**Material provided**
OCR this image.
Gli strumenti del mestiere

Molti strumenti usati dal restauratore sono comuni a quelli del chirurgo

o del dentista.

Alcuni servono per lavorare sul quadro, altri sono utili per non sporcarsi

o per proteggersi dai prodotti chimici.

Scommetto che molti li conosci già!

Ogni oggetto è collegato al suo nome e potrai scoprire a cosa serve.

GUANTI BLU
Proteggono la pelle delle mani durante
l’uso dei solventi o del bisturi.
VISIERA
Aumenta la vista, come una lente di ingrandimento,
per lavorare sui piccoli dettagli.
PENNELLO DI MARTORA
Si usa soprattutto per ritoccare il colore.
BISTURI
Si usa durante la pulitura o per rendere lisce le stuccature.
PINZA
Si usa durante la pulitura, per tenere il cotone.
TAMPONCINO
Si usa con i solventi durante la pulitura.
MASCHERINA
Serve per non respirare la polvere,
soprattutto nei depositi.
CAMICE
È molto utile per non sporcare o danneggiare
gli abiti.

* * *

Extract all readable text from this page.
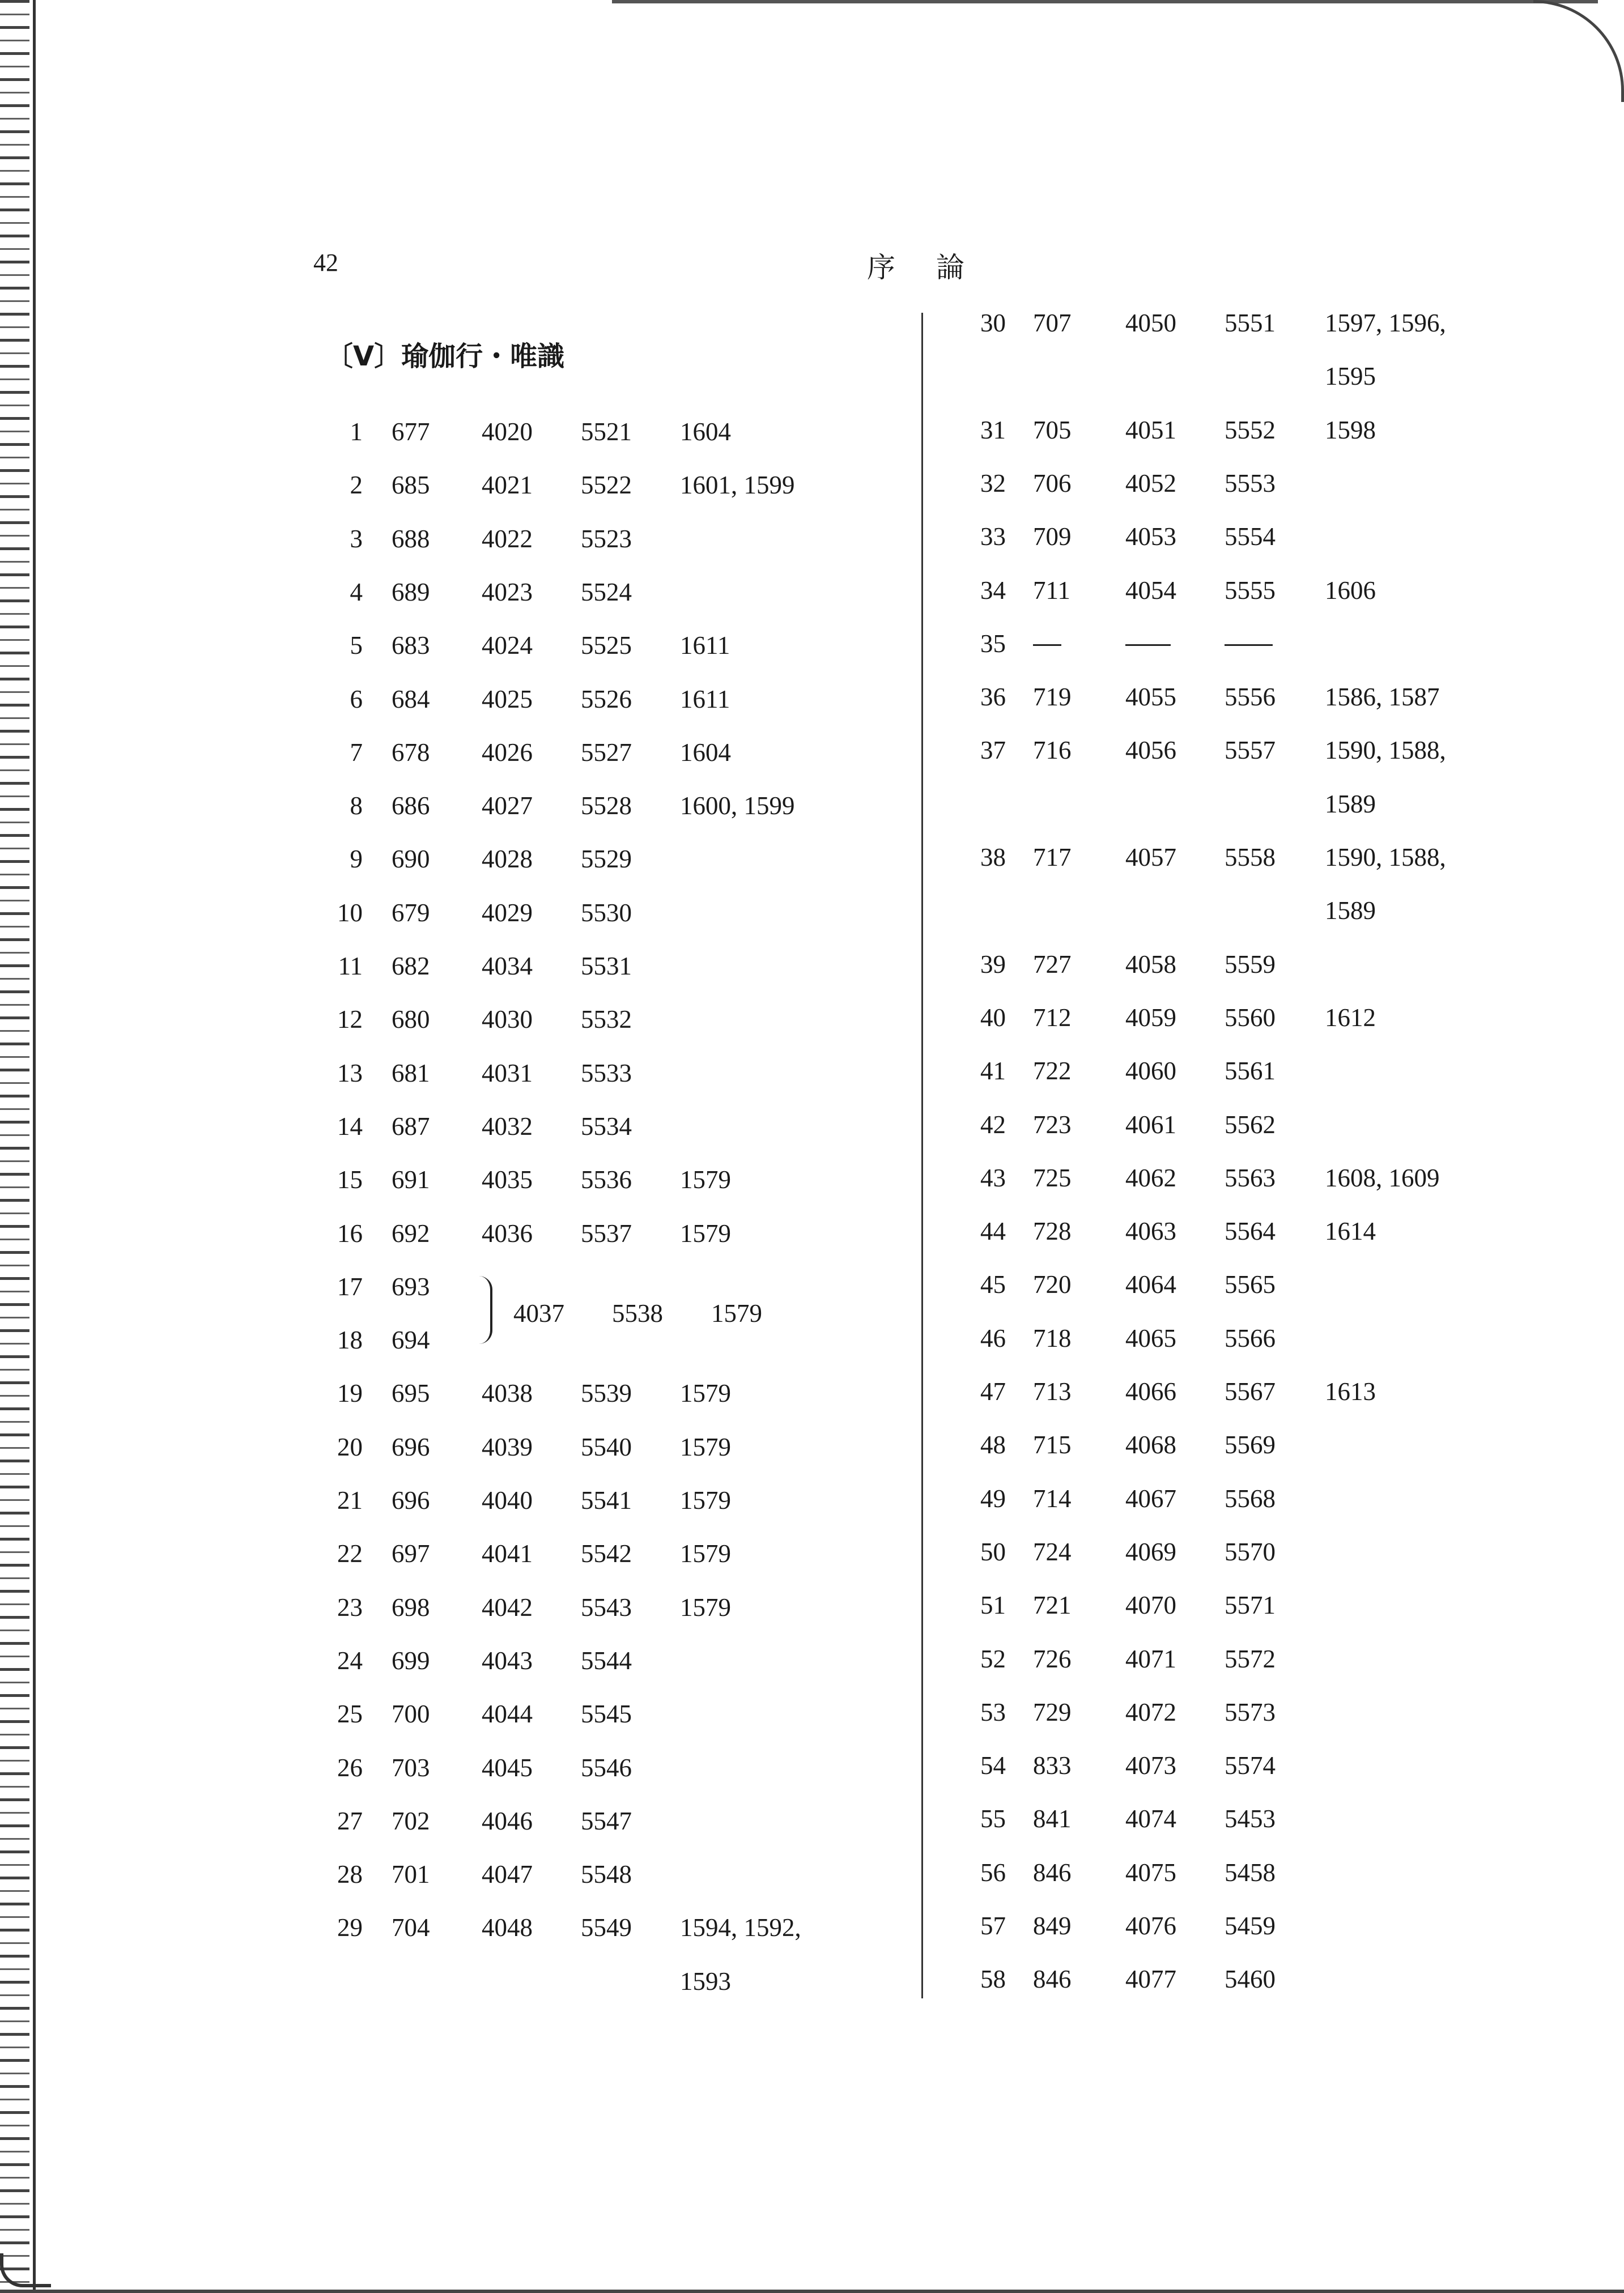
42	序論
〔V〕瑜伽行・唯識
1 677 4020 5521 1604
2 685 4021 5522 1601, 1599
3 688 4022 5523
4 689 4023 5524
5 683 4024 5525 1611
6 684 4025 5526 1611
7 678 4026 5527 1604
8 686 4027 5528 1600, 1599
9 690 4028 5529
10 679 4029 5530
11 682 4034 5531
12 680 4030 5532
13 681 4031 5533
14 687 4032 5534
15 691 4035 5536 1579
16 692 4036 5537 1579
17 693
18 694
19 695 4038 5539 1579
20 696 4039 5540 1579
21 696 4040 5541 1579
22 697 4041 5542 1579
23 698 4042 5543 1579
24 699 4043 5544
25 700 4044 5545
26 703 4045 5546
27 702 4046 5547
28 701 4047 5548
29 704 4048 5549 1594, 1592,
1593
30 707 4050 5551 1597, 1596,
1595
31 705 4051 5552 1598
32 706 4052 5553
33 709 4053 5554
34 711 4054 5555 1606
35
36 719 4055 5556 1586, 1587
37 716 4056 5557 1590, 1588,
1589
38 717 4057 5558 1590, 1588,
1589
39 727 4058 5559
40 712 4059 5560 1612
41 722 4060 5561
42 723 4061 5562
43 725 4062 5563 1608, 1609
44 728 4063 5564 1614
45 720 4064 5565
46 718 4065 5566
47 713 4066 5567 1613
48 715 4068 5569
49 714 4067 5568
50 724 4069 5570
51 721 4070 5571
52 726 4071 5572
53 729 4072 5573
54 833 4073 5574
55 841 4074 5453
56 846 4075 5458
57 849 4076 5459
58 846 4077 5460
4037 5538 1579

**Your goal**
Which lines include the word "soprattutto"? Copy every one of them.

**Exercise result**
Si usa soprattutto per ritoccare il colore.
soprattutto nei depositi.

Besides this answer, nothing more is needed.